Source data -
-------

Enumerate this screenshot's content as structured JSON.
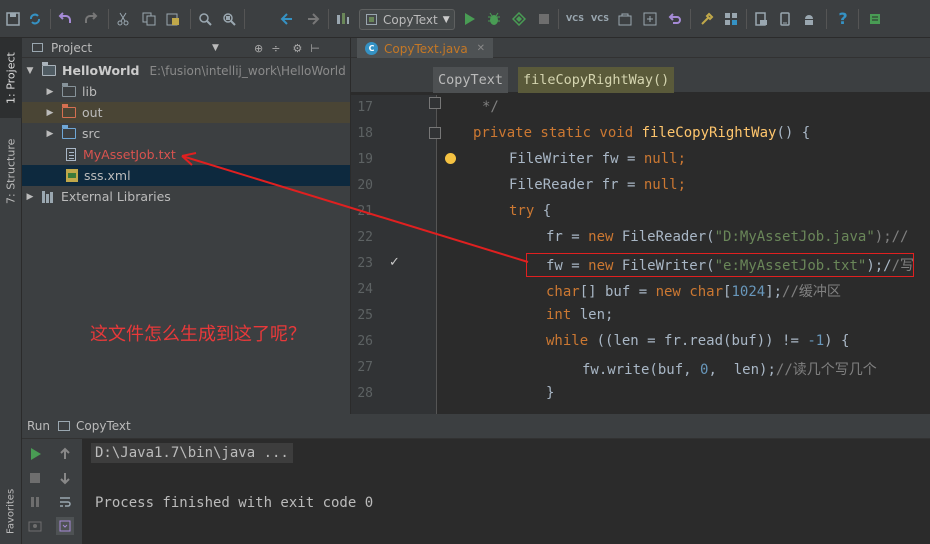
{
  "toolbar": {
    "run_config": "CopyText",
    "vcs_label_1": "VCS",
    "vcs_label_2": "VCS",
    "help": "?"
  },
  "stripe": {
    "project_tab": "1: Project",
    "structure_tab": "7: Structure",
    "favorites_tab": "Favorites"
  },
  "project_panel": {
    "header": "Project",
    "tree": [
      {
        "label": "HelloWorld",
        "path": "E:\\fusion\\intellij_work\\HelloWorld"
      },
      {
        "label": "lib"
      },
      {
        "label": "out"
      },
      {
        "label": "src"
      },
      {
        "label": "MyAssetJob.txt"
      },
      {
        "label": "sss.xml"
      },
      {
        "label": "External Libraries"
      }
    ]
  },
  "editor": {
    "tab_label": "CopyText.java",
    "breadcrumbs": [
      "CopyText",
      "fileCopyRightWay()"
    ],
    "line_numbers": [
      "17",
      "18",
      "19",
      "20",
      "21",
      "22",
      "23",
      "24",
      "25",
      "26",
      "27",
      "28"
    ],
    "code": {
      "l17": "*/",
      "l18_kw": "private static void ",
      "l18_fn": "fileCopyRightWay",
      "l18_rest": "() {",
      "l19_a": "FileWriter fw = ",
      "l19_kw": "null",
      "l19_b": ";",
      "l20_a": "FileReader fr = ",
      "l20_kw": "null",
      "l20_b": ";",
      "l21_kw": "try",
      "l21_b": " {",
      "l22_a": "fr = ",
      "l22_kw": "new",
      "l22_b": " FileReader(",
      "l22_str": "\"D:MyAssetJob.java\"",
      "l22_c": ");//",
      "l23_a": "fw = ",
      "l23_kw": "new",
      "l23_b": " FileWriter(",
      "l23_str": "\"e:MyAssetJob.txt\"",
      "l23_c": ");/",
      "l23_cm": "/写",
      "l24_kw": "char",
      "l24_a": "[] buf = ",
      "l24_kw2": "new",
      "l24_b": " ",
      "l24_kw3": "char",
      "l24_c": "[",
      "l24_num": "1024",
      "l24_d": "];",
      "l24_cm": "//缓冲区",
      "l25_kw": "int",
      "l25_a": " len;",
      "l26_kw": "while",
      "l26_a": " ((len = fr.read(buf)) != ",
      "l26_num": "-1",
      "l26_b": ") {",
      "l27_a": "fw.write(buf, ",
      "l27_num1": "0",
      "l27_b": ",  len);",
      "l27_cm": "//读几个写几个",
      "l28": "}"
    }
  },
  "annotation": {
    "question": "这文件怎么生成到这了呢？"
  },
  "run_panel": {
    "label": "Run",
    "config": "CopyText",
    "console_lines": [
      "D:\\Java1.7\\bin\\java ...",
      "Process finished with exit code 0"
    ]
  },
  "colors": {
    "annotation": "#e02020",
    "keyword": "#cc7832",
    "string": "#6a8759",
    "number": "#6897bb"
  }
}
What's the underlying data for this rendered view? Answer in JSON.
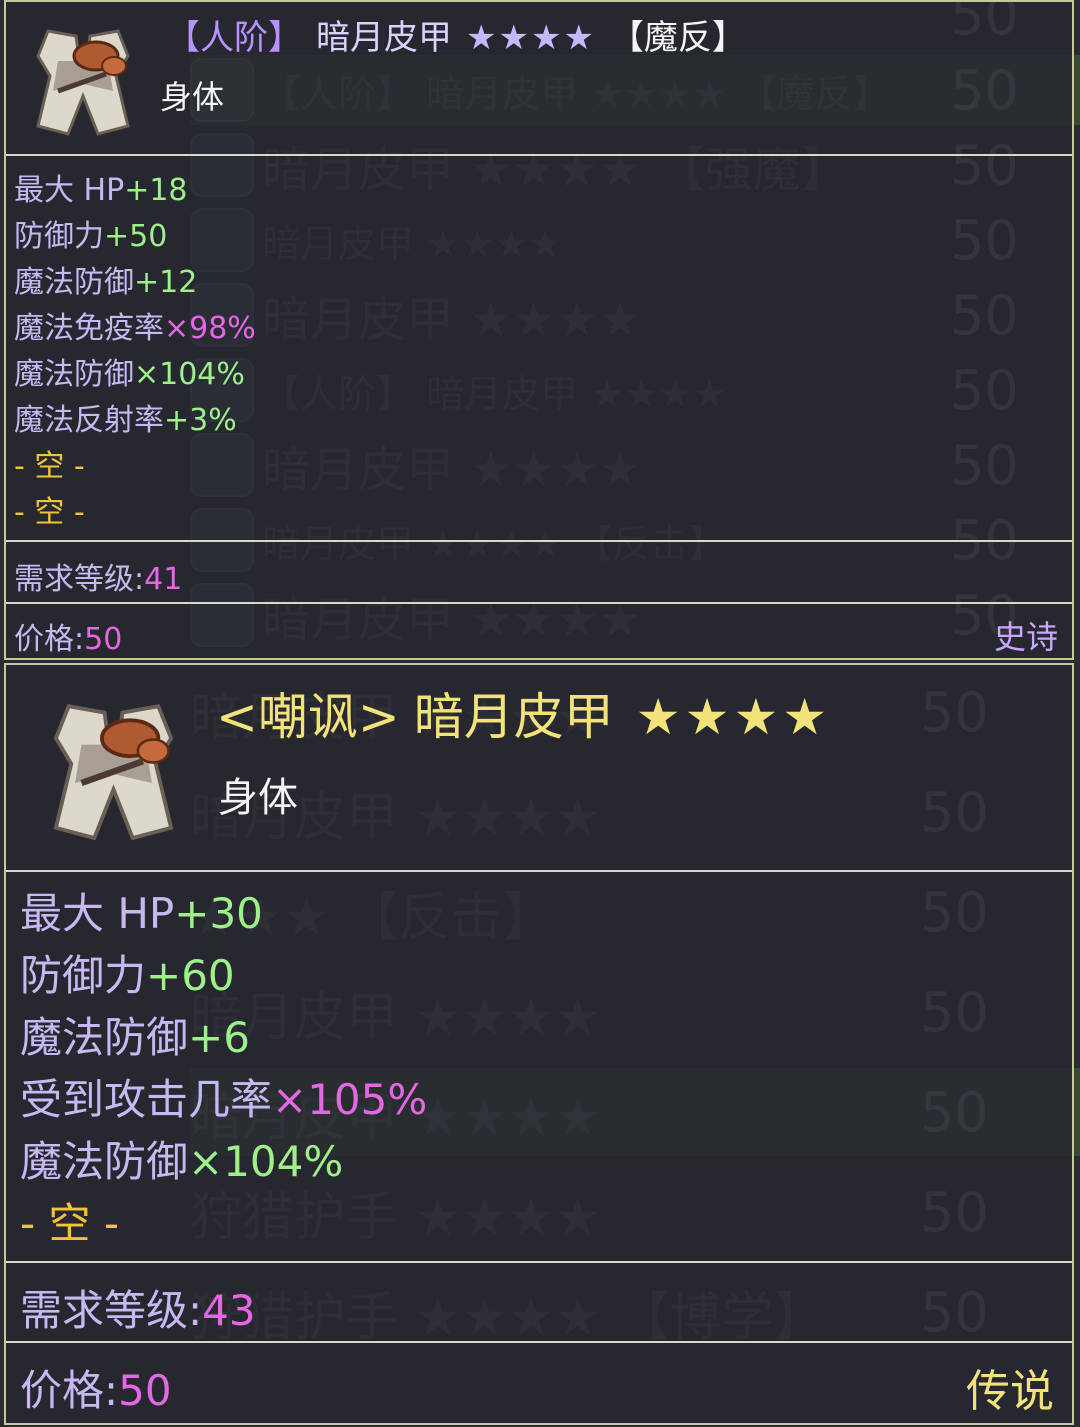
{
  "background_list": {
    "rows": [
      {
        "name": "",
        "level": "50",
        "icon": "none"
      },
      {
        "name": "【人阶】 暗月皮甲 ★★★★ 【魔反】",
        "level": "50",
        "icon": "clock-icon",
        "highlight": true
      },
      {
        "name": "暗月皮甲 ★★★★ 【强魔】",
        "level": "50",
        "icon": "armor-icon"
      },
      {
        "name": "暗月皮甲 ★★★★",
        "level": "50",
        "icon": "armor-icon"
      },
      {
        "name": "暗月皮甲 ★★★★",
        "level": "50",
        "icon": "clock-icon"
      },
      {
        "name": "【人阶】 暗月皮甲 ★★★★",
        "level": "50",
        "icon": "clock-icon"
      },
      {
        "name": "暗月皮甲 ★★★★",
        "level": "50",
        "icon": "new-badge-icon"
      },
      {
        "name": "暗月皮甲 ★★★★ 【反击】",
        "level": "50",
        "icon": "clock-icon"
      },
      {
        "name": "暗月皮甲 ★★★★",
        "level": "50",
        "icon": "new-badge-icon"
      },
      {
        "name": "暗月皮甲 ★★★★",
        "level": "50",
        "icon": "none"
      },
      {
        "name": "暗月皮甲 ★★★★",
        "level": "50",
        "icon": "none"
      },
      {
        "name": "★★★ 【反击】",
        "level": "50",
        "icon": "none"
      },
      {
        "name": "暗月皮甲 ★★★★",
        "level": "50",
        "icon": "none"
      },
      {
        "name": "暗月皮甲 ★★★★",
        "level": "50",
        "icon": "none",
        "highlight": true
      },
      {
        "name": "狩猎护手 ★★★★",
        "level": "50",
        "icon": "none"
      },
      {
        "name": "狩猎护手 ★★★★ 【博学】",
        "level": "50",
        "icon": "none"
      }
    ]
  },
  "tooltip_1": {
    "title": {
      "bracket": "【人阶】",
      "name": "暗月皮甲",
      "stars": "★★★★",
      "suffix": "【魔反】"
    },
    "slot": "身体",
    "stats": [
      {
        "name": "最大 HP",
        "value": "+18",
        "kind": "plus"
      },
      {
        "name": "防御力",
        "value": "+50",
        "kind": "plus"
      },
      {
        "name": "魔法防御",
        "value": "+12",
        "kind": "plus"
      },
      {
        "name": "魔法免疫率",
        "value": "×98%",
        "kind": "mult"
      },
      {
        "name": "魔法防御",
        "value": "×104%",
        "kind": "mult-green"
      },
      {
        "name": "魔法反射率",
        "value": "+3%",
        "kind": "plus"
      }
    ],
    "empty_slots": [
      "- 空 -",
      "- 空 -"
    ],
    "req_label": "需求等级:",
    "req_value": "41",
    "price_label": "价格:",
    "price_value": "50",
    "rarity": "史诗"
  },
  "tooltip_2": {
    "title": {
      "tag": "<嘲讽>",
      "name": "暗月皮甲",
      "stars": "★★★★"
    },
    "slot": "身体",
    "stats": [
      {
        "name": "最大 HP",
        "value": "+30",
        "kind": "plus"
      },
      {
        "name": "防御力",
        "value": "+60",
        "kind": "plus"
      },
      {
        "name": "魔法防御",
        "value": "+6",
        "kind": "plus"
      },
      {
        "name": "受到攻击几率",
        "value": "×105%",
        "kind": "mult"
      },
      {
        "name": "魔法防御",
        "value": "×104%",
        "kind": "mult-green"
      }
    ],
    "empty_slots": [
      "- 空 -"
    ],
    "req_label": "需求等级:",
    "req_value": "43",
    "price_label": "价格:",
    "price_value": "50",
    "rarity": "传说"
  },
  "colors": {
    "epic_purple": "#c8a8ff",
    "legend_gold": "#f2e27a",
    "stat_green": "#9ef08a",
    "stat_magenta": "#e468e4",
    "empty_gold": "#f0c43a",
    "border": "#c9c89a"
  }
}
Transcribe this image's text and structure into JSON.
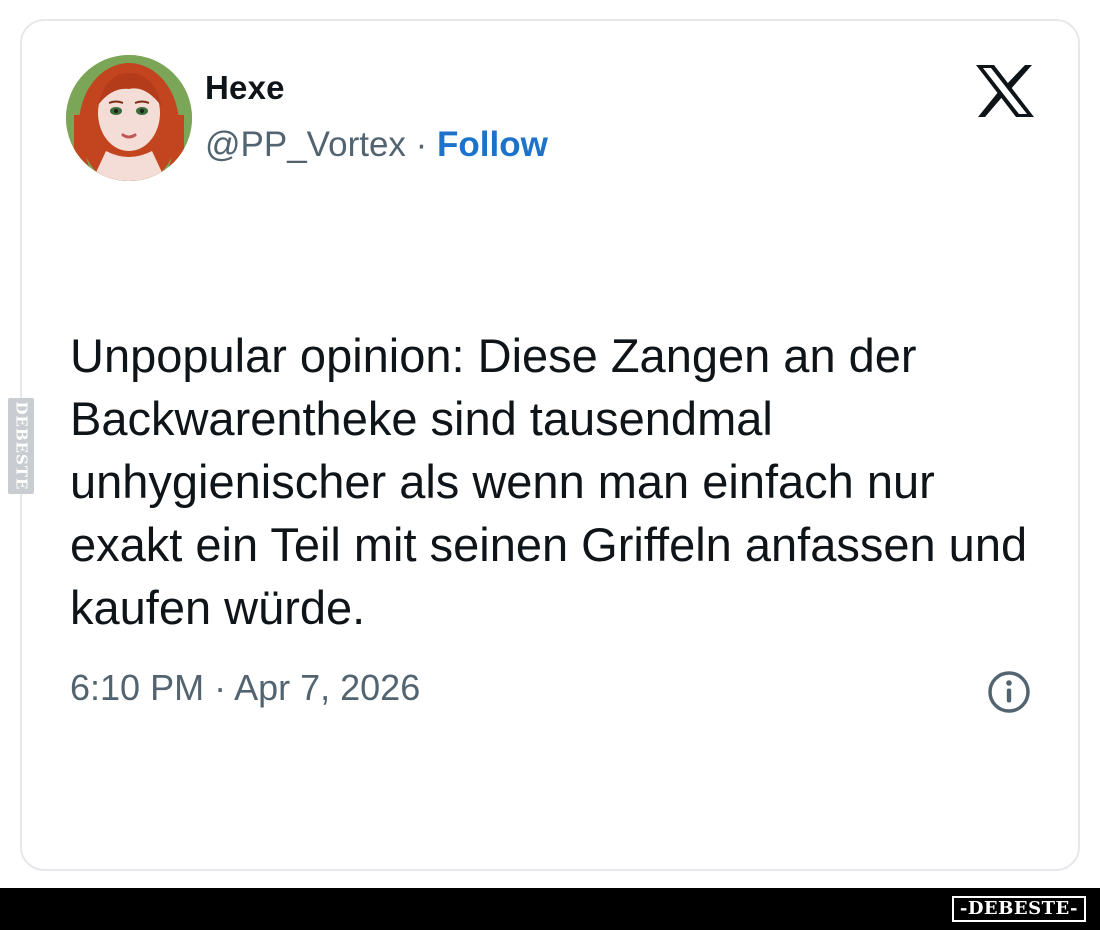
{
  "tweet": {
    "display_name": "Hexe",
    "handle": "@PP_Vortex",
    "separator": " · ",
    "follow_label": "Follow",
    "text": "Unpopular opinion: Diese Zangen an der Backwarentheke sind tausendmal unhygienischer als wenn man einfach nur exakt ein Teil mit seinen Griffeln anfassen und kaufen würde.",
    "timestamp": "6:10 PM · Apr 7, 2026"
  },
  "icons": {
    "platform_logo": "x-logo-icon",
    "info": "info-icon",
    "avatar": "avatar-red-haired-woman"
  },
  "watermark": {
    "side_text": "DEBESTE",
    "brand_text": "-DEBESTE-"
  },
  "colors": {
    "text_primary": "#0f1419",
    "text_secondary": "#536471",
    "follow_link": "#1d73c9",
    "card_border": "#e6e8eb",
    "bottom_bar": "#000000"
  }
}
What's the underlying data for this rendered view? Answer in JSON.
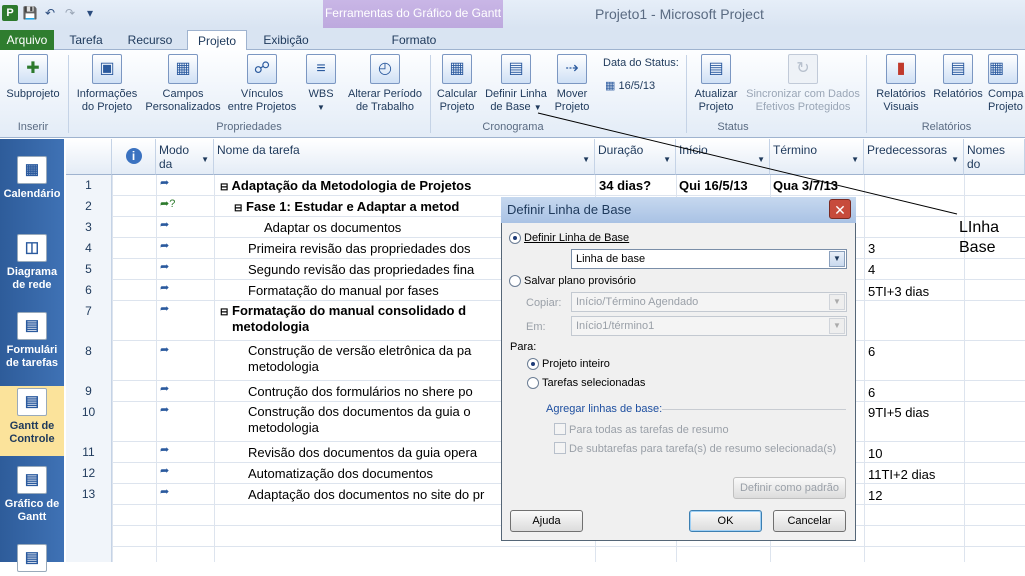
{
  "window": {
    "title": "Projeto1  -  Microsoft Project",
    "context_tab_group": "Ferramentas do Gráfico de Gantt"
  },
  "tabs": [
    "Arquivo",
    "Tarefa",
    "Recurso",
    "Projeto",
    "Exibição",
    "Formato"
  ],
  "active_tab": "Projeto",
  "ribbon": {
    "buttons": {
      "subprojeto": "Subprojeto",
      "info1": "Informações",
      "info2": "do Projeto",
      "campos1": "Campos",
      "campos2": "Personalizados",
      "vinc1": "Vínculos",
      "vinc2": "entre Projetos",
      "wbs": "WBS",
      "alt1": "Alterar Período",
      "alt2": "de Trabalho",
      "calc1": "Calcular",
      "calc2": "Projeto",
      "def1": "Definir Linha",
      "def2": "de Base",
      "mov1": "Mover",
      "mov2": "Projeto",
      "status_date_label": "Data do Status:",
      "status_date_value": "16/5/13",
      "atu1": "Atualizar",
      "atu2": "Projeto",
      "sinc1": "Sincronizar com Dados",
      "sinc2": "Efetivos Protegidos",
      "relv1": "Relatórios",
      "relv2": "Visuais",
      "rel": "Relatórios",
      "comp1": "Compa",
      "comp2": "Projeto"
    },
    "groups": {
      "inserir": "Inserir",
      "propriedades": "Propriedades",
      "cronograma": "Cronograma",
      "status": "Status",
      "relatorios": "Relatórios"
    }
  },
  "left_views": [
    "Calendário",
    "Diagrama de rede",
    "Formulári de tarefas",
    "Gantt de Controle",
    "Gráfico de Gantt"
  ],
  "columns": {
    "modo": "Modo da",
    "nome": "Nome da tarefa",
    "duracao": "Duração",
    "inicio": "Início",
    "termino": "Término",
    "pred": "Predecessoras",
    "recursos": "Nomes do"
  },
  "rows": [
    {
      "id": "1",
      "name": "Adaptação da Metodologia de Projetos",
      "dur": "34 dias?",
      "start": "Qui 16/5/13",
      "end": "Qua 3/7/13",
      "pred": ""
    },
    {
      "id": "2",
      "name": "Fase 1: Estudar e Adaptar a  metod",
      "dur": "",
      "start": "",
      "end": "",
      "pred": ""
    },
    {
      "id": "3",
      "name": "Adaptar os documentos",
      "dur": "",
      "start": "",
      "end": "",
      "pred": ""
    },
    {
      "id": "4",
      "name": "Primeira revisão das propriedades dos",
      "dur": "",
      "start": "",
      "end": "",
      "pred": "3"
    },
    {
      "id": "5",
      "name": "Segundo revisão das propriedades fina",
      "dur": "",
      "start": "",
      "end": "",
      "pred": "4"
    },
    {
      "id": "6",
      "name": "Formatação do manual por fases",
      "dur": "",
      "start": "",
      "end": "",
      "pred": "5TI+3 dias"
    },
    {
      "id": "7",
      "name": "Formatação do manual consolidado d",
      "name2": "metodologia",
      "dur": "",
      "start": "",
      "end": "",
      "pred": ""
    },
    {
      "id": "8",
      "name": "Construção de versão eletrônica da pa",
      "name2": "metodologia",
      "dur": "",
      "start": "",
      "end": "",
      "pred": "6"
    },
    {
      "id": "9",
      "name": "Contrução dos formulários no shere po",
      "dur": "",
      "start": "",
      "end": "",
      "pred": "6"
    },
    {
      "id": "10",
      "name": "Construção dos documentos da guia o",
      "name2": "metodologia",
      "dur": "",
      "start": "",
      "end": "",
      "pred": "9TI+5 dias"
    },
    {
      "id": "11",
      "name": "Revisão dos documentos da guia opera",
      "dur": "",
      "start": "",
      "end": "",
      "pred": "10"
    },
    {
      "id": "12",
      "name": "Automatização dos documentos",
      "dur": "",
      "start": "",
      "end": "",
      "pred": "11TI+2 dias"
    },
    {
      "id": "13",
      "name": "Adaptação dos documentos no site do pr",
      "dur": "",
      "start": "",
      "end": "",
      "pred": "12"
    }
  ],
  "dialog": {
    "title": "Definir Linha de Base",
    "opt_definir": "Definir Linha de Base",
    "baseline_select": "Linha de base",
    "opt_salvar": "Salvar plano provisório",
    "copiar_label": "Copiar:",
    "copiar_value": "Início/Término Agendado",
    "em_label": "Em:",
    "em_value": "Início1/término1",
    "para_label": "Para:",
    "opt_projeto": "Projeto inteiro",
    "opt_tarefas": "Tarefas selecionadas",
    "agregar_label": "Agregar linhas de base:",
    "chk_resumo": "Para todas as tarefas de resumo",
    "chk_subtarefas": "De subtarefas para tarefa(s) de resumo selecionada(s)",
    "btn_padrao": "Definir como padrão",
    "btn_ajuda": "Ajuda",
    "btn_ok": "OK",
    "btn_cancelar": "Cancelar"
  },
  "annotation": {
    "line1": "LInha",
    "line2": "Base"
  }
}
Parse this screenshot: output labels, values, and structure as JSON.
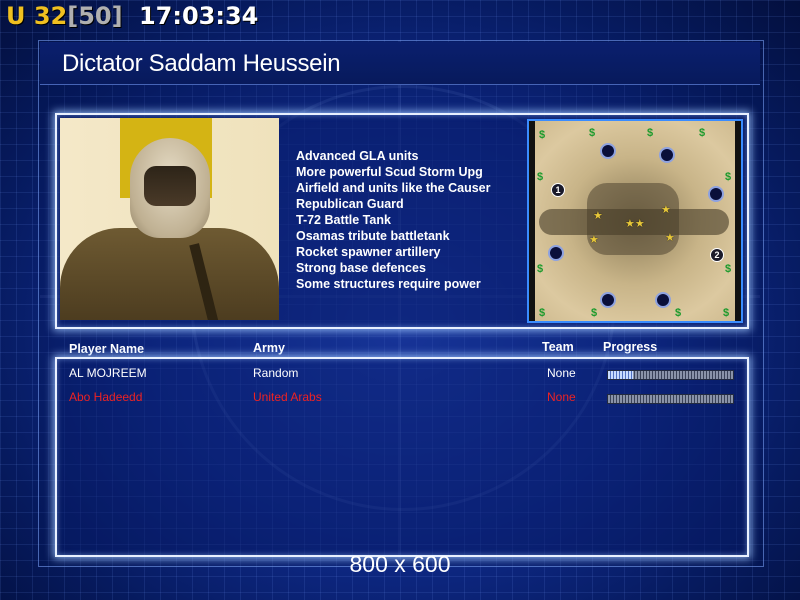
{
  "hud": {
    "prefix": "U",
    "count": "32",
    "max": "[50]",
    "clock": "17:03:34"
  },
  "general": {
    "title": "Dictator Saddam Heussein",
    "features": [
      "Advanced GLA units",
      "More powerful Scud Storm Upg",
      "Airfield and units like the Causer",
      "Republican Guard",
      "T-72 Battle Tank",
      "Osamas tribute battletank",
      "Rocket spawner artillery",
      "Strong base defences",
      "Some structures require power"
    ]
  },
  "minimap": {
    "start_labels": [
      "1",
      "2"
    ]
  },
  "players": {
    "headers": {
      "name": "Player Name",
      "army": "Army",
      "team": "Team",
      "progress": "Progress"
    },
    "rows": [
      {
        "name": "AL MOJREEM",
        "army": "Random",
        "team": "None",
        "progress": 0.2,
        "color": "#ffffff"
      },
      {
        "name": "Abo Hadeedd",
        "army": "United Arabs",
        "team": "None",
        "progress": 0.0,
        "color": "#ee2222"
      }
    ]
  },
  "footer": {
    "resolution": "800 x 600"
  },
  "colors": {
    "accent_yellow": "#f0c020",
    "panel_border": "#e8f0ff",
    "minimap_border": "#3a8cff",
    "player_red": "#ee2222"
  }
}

-------

Exercise objective -
Each line holding "code" must be found and copied.

Output of the task -
    "code": {
      "Process finished with exit code 0"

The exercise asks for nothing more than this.